┌────────

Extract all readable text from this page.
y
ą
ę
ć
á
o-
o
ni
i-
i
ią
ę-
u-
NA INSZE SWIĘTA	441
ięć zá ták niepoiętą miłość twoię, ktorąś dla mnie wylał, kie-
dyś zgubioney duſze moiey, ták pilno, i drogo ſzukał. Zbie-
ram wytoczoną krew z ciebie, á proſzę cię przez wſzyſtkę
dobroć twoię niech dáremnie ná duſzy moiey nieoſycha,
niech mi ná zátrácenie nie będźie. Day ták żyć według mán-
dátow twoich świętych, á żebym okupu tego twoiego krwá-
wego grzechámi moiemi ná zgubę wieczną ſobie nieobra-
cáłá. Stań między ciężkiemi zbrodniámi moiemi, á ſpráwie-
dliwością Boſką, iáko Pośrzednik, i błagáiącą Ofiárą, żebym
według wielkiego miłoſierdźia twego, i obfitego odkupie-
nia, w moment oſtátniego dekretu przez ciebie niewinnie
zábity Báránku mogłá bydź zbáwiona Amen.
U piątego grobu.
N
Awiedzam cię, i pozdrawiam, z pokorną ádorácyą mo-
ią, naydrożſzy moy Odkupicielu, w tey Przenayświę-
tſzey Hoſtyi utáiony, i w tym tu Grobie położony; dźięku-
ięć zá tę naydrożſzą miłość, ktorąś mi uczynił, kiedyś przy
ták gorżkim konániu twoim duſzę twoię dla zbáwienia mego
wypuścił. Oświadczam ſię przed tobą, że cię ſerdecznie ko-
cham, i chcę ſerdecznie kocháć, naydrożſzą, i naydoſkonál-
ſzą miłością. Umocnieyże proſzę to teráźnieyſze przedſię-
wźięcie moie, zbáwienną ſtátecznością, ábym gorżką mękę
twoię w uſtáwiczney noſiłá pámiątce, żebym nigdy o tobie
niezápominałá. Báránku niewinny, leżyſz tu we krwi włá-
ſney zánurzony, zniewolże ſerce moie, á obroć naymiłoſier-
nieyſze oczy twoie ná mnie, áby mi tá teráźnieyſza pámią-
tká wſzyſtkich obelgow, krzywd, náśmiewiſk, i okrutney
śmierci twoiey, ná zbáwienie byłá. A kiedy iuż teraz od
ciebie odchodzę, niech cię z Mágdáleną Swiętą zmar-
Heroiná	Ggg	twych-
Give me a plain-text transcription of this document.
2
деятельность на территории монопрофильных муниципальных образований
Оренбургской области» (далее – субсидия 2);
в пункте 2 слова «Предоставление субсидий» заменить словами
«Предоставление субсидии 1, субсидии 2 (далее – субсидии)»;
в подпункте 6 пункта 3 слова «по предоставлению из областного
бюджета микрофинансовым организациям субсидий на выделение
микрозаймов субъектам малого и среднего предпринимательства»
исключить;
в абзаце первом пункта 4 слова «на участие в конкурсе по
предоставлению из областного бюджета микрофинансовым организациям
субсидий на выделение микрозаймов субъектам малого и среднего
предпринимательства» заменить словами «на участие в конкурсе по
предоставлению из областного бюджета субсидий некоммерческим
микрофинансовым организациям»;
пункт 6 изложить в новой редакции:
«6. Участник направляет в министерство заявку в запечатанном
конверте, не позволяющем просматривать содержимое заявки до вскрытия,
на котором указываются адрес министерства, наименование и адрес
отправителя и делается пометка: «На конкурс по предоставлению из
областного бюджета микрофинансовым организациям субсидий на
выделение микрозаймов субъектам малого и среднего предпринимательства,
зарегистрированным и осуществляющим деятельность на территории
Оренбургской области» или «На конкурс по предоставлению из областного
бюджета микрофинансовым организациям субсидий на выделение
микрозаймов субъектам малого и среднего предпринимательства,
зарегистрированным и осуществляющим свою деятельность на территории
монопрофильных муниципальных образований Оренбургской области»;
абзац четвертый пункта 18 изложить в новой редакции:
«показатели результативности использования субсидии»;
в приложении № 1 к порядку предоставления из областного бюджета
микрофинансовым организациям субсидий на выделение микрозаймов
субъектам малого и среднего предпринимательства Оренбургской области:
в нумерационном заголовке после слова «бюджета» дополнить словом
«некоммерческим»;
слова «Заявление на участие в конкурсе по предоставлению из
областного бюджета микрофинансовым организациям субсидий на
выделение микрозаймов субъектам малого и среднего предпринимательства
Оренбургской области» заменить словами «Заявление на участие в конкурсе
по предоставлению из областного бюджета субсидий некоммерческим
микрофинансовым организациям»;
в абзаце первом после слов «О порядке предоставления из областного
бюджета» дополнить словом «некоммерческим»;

└────────

YOUR OBJECTIVE - Where a line holds the string "изложить", copy that line.

RIGHT ANSWER -
пункт 6 изложить в новой редакции:
абзац четвертый пункта 18 изложить в новой редакции:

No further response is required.